◆ QUÉ DEBES HACER: Escribe la continuación del texto sobre el espectáculo Vuelta a uno a partir de su última frase.

◆ TEXTO PROPORCIONADO:
=-=-=

En esos mínimos segundos del amanecer, también despertamos al deseo; Rocío y Yerai entrelazan sus cuerpos, se tienden en la escena y dos abanicos alados se convierten en pájaros del desvelo que buscan de algún modo cantar al amor. Vuelta a uno es todavía un canto al amor, pero no a un amor servicial o condescendiente sino exigente e inconformista. Lo cómodo o lo confortable no resulta atractivo ni da pie a ningún tipo de experiencia de vida.
Y sin embargo, aún hay lugar en el amanecer para que aparezca la amargura por una ausencia irreversible. ¿Quién no ha despertado alguna vez sintiéndose absolutamente sola? De repente caemos de nuevo en una angustia abrumadora. Rocío se fragmenta y se rompe, distorsiona su figura y tensa su cuerpo y su rostro, su lengua azul anuncia el crujir de su garganta y lo que antes eran pájaros ahora son artefactos con los que percutir la estructura que ha sustentado la luz al fondo. Rocío gime y patalea. Zarandea la luz y se encabrita. Un grito final levanta al público. Como decía Rosa Chacel, al amanecer:
“un corazón se rompe más silenciosamente que un vaso de vidrio, no causa el estruendo con que se despide de la vida un objeto precioso: se va en silencio y deja silencio al desaparecer.”

=-=-=

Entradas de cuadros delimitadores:
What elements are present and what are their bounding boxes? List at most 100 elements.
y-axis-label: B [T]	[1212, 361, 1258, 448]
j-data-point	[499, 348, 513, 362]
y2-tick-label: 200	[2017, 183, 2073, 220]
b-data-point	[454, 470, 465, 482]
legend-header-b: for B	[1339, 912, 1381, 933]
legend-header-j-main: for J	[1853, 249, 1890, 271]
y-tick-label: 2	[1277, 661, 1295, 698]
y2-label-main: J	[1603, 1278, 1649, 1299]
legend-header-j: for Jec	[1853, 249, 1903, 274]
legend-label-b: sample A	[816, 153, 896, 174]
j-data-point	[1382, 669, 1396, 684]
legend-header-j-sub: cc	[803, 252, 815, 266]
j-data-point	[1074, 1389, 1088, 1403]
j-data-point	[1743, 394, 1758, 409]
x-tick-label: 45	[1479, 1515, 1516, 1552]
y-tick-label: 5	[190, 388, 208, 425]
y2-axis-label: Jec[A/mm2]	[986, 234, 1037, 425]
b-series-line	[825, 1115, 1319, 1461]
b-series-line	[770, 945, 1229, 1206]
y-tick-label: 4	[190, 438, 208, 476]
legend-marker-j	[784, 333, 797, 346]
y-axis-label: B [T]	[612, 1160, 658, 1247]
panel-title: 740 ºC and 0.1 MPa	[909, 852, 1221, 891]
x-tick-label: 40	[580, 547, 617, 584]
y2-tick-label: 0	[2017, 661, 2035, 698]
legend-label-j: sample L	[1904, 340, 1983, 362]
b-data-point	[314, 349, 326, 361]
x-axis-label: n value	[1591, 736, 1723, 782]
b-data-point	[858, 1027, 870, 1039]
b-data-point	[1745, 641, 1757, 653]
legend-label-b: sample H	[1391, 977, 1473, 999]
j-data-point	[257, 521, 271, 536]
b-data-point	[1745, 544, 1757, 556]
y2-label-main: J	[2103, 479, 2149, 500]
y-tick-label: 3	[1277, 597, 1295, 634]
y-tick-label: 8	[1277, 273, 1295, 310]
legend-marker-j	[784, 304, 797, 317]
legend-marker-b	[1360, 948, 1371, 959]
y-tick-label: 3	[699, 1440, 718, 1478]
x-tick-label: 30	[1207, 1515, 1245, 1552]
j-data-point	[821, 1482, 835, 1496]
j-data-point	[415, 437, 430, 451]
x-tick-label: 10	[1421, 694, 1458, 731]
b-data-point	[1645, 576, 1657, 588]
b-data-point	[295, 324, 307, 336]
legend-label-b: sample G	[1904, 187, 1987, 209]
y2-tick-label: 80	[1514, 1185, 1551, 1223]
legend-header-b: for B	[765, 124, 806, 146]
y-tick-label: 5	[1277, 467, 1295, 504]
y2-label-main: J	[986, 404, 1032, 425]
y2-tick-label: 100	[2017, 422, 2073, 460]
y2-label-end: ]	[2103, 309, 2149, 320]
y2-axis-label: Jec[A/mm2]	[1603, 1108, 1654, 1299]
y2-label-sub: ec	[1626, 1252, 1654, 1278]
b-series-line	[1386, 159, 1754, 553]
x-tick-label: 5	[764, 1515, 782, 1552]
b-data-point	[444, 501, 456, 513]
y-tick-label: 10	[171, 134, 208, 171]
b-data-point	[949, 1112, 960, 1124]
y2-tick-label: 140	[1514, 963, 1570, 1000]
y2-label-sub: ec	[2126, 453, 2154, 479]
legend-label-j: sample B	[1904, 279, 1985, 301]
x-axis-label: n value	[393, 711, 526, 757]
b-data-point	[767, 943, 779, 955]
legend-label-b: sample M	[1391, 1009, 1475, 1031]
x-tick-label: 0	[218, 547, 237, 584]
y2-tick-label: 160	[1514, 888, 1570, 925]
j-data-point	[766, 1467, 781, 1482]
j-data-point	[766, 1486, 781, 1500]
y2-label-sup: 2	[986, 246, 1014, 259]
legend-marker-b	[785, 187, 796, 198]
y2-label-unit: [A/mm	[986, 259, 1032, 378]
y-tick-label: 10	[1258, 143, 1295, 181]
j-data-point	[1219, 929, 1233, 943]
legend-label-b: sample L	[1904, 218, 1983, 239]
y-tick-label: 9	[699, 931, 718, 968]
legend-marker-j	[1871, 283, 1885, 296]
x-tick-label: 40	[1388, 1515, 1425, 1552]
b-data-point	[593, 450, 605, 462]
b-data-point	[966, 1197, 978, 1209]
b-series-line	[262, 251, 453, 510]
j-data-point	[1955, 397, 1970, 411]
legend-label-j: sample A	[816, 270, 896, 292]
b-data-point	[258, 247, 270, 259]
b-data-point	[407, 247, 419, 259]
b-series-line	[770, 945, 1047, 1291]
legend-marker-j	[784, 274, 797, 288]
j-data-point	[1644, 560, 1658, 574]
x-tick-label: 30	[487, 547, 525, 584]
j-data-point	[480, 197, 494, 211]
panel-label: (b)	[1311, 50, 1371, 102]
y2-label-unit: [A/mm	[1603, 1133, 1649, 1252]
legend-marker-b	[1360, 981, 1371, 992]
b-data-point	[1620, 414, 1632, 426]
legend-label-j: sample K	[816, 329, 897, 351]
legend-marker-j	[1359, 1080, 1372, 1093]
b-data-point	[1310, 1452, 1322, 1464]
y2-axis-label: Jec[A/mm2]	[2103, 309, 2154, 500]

=-=-=

◆ RESPUESTA A LA TAREA:
La raíz también necesita estar asentada en el terreno, ajondarse y profundizar en un suelo, que a veces puede resultar hostil incluso para la supervivencia de la propia planta. Alfonso Losa, bailaor con una carrera ya consolidada en los escenarios del flamenco nacional e internacional -justo en 2022, ha obtenido el XXIII Premio de la Crítica de la XXVI edición del Festival de Jerez-, propuso en su Flamenco: espacio creativo –el viernes 20 de enero– todo un jardín coreográfico exquisito: con la bailaora invitada Concha Jareño desplegó un ramillete de sutilezas y complicidades, acompañado de una propuesta musical francamente cautivadora, que tuvo a Ismael el bola en el cante, a quien se asoció la invitada Sandra Carrasco –cuya voz siempre resulta portentosa—, y la gustosa y suculenta guitarra de Francisco Vinuesa.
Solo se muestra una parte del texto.